▶ _TASK INSTRUCTIONS_
Can you rewrite the entire listing below with each "event-row" replaced by "calendar-row", leaving everything else unchanged and omitting the pictures?

(Element boundary listing)

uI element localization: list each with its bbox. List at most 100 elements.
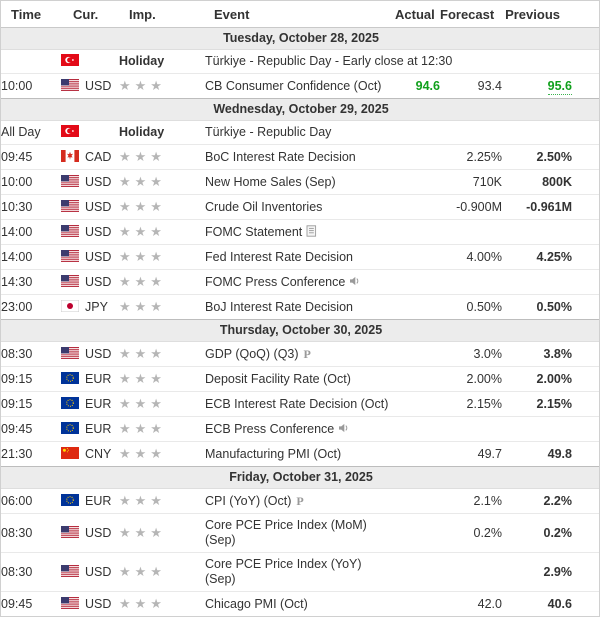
event-label[interactable]: Crude Oil Inventories xyxy=(205,199,323,214)
event-currency: EUR xyxy=(61,366,119,392)
event-row[interactable]: 09:15 EUR ★★★ Deposit Facility Rate (Oct) 2.… xyxy=(1,366,599,392)
holiday-row[interactable]: All Day Holiday Türkiye - Republic Day xyxy=(1,120,599,145)
event-row[interactable]: 14:30 USD ★★★ FOMC Press Conference xyxy=(1,269,599,295)
actual-value xyxy=(395,366,440,392)
event-label[interactable]: Chicago PMI (Oct) xyxy=(205,596,308,611)
event-row[interactable]: 14:00 USD ★★★ FOMC Statement xyxy=(1,219,599,245)
actual-value: 94.6 xyxy=(395,73,440,99)
event-label[interactable]: New Home Sales (Sep) xyxy=(205,174,336,189)
event-row[interactable]: 09:45 EUR ★★★ ECB Press Conference xyxy=(1,416,599,442)
event-row[interactable]: 08:30 USD ★★★ Core PCE Price Index (YoY) (S… xyxy=(1,552,599,592)
flag-eu-icon xyxy=(61,371,79,384)
previous-value xyxy=(502,219,572,245)
event-name[interactable]: Türkiye - Republic Day xyxy=(205,120,599,145)
flag-usa-icon xyxy=(61,596,79,609)
event-row[interactable]: 09:15 EUR ★★★ ECB Interest Rate Decision (O… xyxy=(1,391,599,417)
flag-china-icon xyxy=(61,446,79,459)
importance-stars-icon: ★★★ xyxy=(119,299,166,314)
event-label[interactable]: Core PCE Price Index (MoM) (Sep) xyxy=(205,518,367,547)
event-importance: ★★★ xyxy=(119,294,205,320)
event-importance: ★★★ xyxy=(119,269,205,295)
event-row[interactable]: 09:45 CAD ★★★ BoC Interest Rate Decision 2.2… xyxy=(1,144,599,170)
event-name[interactable]: ECB Press Conference xyxy=(205,416,395,442)
currency-code: USD xyxy=(85,274,112,289)
importance-stars-icon: ★★★ xyxy=(119,493,166,508)
importance-stars-icon: ★★★ xyxy=(119,78,166,93)
flag-usa-icon xyxy=(61,174,79,187)
row-spacer xyxy=(572,366,599,392)
event-label[interactable]: BoC Interest Rate Decision xyxy=(205,149,356,164)
event-label[interactable]: BoJ Interest Rate Decision xyxy=(205,299,353,314)
previous-value: 800K xyxy=(502,169,572,195)
event-label[interactable]: Türkiye - Republic Day - Early close at … xyxy=(205,54,453,68)
event-importance: ★★★ xyxy=(119,441,205,467)
row-spacer xyxy=(572,391,599,417)
calendar-header: Time Cur. Imp. Event Actual Forecast Pre… xyxy=(1,1,599,28)
event-importance: ★★★ xyxy=(119,513,205,553)
event-name[interactable]: New Home Sales (Sep) xyxy=(205,169,395,195)
event-label[interactable]: CPI (YoY) (Oct) xyxy=(205,493,292,508)
event-label[interactable]: ECB Interest Rate Decision (Oct) xyxy=(205,396,389,411)
currency-code: USD xyxy=(85,199,112,214)
currency-code: USD xyxy=(85,596,112,611)
importance-stars-icon: ★★★ xyxy=(119,149,166,164)
event-label[interactable]: Core PCE Price Index (YoY) (Sep) xyxy=(205,557,362,586)
event-label[interactable]: ECB Press Conference xyxy=(205,421,335,436)
event-row[interactable]: 21:30 CNY ★★★ Manufacturing PMI (Oct) 49.7 49… xyxy=(1,441,599,467)
importance-stars-icon: ★★★ xyxy=(119,446,166,461)
event-row[interactable]: 10:00 USD ★★★ New Home Sales (Sep) 710K 800K xyxy=(1,169,599,195)
row-spacer xyxy=(572,341,599,367)
event-name[interactable]: ECB Interest Rate Decision (Oct) xyxy=(205,391,395,417)
previous-value: 0.2% xyxy=(502,513,572,553)
event-name[interactable]: Core PCE Price Index (YoY) (Sep) xyxy=(205,552,395,592)
event-row[interactable]: 08:30 USD ★★★ GDP (QoQ) (Q3) P 3.0% 3.8% xyxy=(1,341,599,367)
event-name[interactable]: Deposit Facility Rate (Oct) xyxy=(205,366,395,392)
event-time: 23:00 xyxy=(1,294,61,320)
actual-value xyxy=(395,488,440,514)
event-time xyxy=(1,49,61,74)
event-row[interactable]: 10:30 USD ★★★ Crude Oil Inventories -0.900M -… xyxy=(1,194,599,220)
event-row[interactable]: 14:00 USD ★★★ Fed Interest Rate Decision 4.0… xyxy=(1,244,599,270)
event-name[interactable]: Core PCE Price Index (MoM) (Sep) xyxy=(205,513,395,553)
event-name[interactable]: BoC Interest Rate Decision xyxy=(205,144,395,170)
event-row[interactable]: 09:45 USD ★★★ Chicago PMI (Oct) 42.0 40.6 xyxy=(1,591,599,616)
forecast-value xyxy=(440,269,502,295)
event-label[interactable]: CB Consumer Confidence (Oct) xyxy=(205,78,382,93)
event-label[interactable]: Deposit Facility Rate (Oct) xyxy=(205,371,351,386)
event-row[interactable]: 06:00 EUR ★★★ CPI (YoY) (Oct) P 2.1% 2.2% xyxy=(1,488,599,514)
currency-code: USD xyxy=(85,249,112,264)
flag-usa-icon xyxy=(61,346,79,359)
event-name[interactable]: BoJ Interest Rate Decision xyxy=(205,294,395,320)
event-name[interactable]: Crude Oil Inventories xyxy=(205,194,395,220)
event-name[interactable]: FOMC Statement xyxy=(205,219,395,245)
event-name[interactable]: Manufacturing PMI (Oct) xyxy=(205,441,395,467)
event-time: 10:00 xyxy=(1,169,61,195)
event-name[interactable]: Chicago PMI (Oct) xyxy=(205,591,395,616)
event-label[interactable]: Manufacturing PMI (Oct) xyxy=(205,446,342,461)
event-label[interactable]: GDP (QoQ) (Q3) xyxy=(205,346,299,361)
event-currency xyxy=(61,120,119,145)
event-row[interactable]: 23:00 JPY ★★★ BoJ Interest Rate Decision 0.5… xyxy=(1,294,599,320)
event-label[interactable]: Türkiye - Republic Day xyxy=(205,125,332,139)
event-name[interactable]: CB Consumer Confidence (Oct) xyxy=(205,73,395,99)
holiday-row[interactable]: Holiday Türkiye - Republic Day - Early cl… xyxy=(1,49,599,74)
forecast-value: 93.4 xyxy=(440,73,502,99)
currency-code: EUR xyxy=(85,421,112,436)
importance-stars-icon: ★★★ xyxy=(119,421,166,436)
event-label[interactable]: Fed Interest Rate Decision xyxy=(205,249,353,264)
event-name[interactable]: CPI (YoY) (Oct) P xyxy=(205,488,395,514)
forecast-value xyxy=(440,552,502,592)
event-row[interactable]: 08:30 USD ★★★ Core PCE Price Index (MoM) (S… xyxy=(1,513,599,553)
event-name[interactable]: Türkiye - Republic Day - Early close at … xyxy=(205,49,599,74)
event-row[interactable]: 10:00 USD ★★★ CB Consumer Confidence (Oct) 9… xyxy=(1,73,599,99)
event-currency: USD xyxy=(61,169,119,195)
event-name[interactable]: Fed Interest Rate Decision xyxy=(205,244,395,270)
event-name[interactable]: GDP (QoQ) (Q3) P xyxy=(205,341,395,367)
previous-value xyxy=(502,269,572,295)
event-label[interactable]: FOMC Press Conference xyxy=(205,274,346,289)
event-name[interactable]: FOMC Press Conference xyxy=(205,269,395,295)
event-label[interactable]: FOMC Statement xyxy=(205,224,303,239)
flag-eu-icon xyxy=(61,421,79,434)
event-currency: USD xyxy=(61,219,119,245)
forecast-value: 3.0% xyxy=(440,341,502,367)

▶ _OUTPUT OF THE EXERCISE_
uI element localization: list each with its bbox. List at most 100 elements.
event-label[interactable]: Crude Oil Inventories xyxy=(205,199,323,214)
event-currency: EUR xyxy=(61,366,119,392)
calendar-row[interactable]: 09:15 EUR ★★★ Deposit Facility Rate (Oct) 2.… xyxy=(1,366,599,392)
holiday-row[interactable]: All Day Holiday Türkiye - Republic Day xyxy=(1,120,599,145)
calendar-row[interactable]: 14:30 USD ★★★ FOMC Press Conference xyxy=(1,269,599,295)
actual-value xyxy=(395,366,440,392)
event-label[interactable]: Chicago PMI (Oct) xyxy=(205,596,308,611)
calendar-row[interactable]: 14:00 USD ★★★ FOMC Statement xyxy=(1,219,599,245)
actual-value: 94.6 xyxy=(395,73,440,99)
event-label[interactable]: New Home Sales (Sep) xyxy=(205,174,336,189)
calendar-row[interactable]: 09:45 EUR ★★★ ECB Press Conference xyxy=(1,416,599,442)
calendar-row[interactable]: 08:30 USD ★★★ Core PCE Price Index (YoY) (S… xyxy=(1,552,599,592)
flag-eu-icon xyxy=(61,371,79,384)
previous-value xyxy=(502,219,572,245)
event-name[interactable]: Türkiye - Republic Day xyxy=(205,120,599,145)
flag-usa-icon xyxy=(61,596,79,609)
calendar-row[interactable]: 09:15 EUR ★★★ ECB Interest Rate Decision (O… xyxy=(1,391,599,417)
flag-china-icon xyxy=(61,446,79,459)
importance-stars-icon: ★★★ xyxy=(119,299,166,314)
event-label[interactable]: Core PCE Price Index (MoM) (Sep) xyxy=(205,518,367,547)
event-importance: ★★★ xyxy=(119,294,205,320)
event-importance: ★★★ xyxy=(119,269,205,295)
calendar-row[interactable]: 09:45 CAD ★★★ BoC Interest Rate Decision 2.2… xyxy=(1,144,599,170)
event-name[interactable]: ECB Press Conference xyxy=(205,416,395,442)
currency-code: USD xyxy=(85,274,112,289)
importance-stars-icon: ★★★ xyxy=(119,493,166,508)
importance-stars-icon: ★★★ xyxy=(119,78,166,93)
flag-usa-icon xyxy=(61,174,79,187)
row-spacer xyxy=(572,366,599,392)
event-label[interactable]: BoC Interest Rate Decision xyxy=(205,149,356,164)
event-label[interactable]: BoJ Interest Rate Decision xyxy=(205,299,353,314)
previous-value: 800K xyxy=(502,169,572,195)
event-label[interactable]: Türkiye - Republic Day - Early close at … xyxy=(205,54,453,68)
event-importance: ★★★ xyxy=(119,441,205,467)
row-spacer xyxy=(572,391,599,417)
calendar-header: Time Cur. Imp. Event Actual Forecast Pre… xyxy=(1,1,599,28)
event-importance: ★★★ xyxy=(119,513,205,553)
event-name[interactable]: New Home Sales (Sep) xyxy=(205,169,395,195)
event-label[interactable]: CPI (YoY) (Oct) xyxy=(205,493,292,508)
event-label[interactable]: ECB Interest Rate Decision (Oct) xyxy=(205,396,389,411)
currency-code: USD xyxy=(85,199,112,214)
currency-code: USD xyxy=(85,596,112,611)
importance-stars-icon: ★★★ xyxy=(119,149,166,164)
event-label[interactable]: Core PCE Price Index (YoY) (Sep) xyxy=(205,557,362,586)
event-label[interactable]: ECB Press Conference xyxy=(205,421,335,436)
calendar-row[interactable]: 21:30 CNY ★★★ Manufacturing PMI (Oct) 49.7 49… xyxy=(1,441,599,467)
importance-stars-icon: ★★★ xyxy=(119,446,166,461)
calendar-row[interactable]: 10:00 USD ★★★ New Home Sales (Sep) 710K 800K xyxy=(1,169,599,195)
row-spacer xyxy=(572,341,599,367)
event-name[interactable]: ECB Interest Rate Decision (Oct) xyxy=(205,391,395,417)
previous-value: 0.2% xyxy=(502,513,572,553)
event-name[interactable]: Core PCE Price Index (YoY) (Sep) xyxy=(205,552,395,592)
calendar-row[interactable]: 08:30 USD ★★★ GDP (QoQ) (Q3) P 3.0% 3.8% xyxy=(1,341,599,367)
event-name[interactable]: Deposit Facility Rate (Oct) xyxy=(205,366,395,392)
event-time: 23:00 xyxy=(1,294,61,320)
actual-value xyxy=(395,488,440,514)
event-time xyxy=(1,49,61,74)
calendar-row[interactable]: 10:30 USD ★★★ Crude Oil Inventories -0.900M -… xyxy=(1,194,599,220)
calendar-row[interactable]: 14:00 USD ★★★ Fed Interest Rate Decision 4.0… xyxy=(1,244,599,270)
event-name[interactable]: Core PCE Price Index (MoM) (Sep) xyxy=(205,513,395,553)
event-name[interactable]: BoC Interest Rate Decision xyxy=(205,144,395,170)
calendar-row[interactable]: 09:45 USD ★★★ Chicago PMI (Oct) 42.0 40.6 xyxy=(1,591,599,616)
forecast-value xyxy=(440,269,502,295)
event-label[interactable]: CB Consumer Confidence (Oct) xyxy=(205,78,382,93)
event-label[interactable]: Deposit Facility Rate (Oct) xyxy=(205,371,351,386)
calendar-row[interactable]: 06:00 EUR ★★★ CPI (YoY) (Oct) P 2.1% 2.2% xyxy=(1,488,599,514)
currency-code: USD xyxy=(85,249,112,264)
flag-usa-icon xyxy=(61,346,79,359)
event-name[interactable]: BoJ Interest Rate Decision xyxy=(205,294,395,320)
event-name[interactable]: Crude Oil Inventories xyxy=(205,194,395,220)
event-name[interactable]: FOMC Statement xyxy=(205,219,395,245)
event-name[interactable]: Manufacturing PMI (Oct) xyxy=(205,441,395,467)
event-time: 10:00 xyxy=(1,169,61,195)
event-name[interactable]: Chicago PMI (Oct) xyxy=(205,591,395,616)
event-label[interactable]: Manufacturing PMI (Oct) xyxy=(205,446,342,461)
event-label[interactable]: GDP (QoQ) (Q3) xyxy=(205,346,299,361)
event-currency xyxy=(61,120,119,145)
calendar-row[interactable]: 23:00 JPY ★★★ BoJ Interest Rate Decision 0.5… xyxy=(1,294,599,320)
event-label[interactable]: Türkiye - Republic Day xyxy=(205,125,332,139)
event-name[interactable]: CB Consumer Confidence (Oct) xyxy=(205,73,395,99)
holiday-row[interactable]: Holiday Türkiye - Republic Day - Early cl… xyxy=(1,49,599,74)
forecast-value: 93.4 xyxy=(440,73,502,99)
currency-code: EUR xyxy=(85,421,112,436)
importance-stars-icon: ★★★ xyxy=(119,421,166,436)
event-label[interactable]: Fed Interest Rate Decision xyxy=(205,249,353,264)
event-name[interactable]: CPI (YoY) (Oct) P xyxy=(205,488,395,514)
forecast-value xyxy=(440,552,502,592)
calendar-row[interactable]: 08:30 USD ★★★ Core PCE Price Index (MoM) (S… xyxy=(1,513,599,553)
event-name[interactable]: Türkiye - Republic Day - Early close at … xyxy=(205,49,599,74)
calendar-row[interactable]: 10:00 USD ★★★ CB Consumer Confidence (Oct) 9… xyxy=(1,73,599,99)
event-currency: USD xyxy=(61,169,119,195)
event-name[interactable]: Fed Interest Rate Decision xyxy=(205,244,395,270)
event-name[interactable]: GDP (QoQ) (Q3) P xyxy=(205,341,395,367)
previous-value xyxy=(502,269,572,295)
event-label[interactable]: FOMC Press Conference xyxy=(205,274,346,289)
event-name[interactable]: FOMC Press Conference xyxy=(205,269,395,295)
event-label[interactable]: FOMC Statement xyxy=(205,224,303,239)
flag-eu-icon xyxy=(61,421,79,434)
event-currency: USD xyxy=(61,219,119,245)
forecast-value: 3.0% xyxy=(440,341,502,367)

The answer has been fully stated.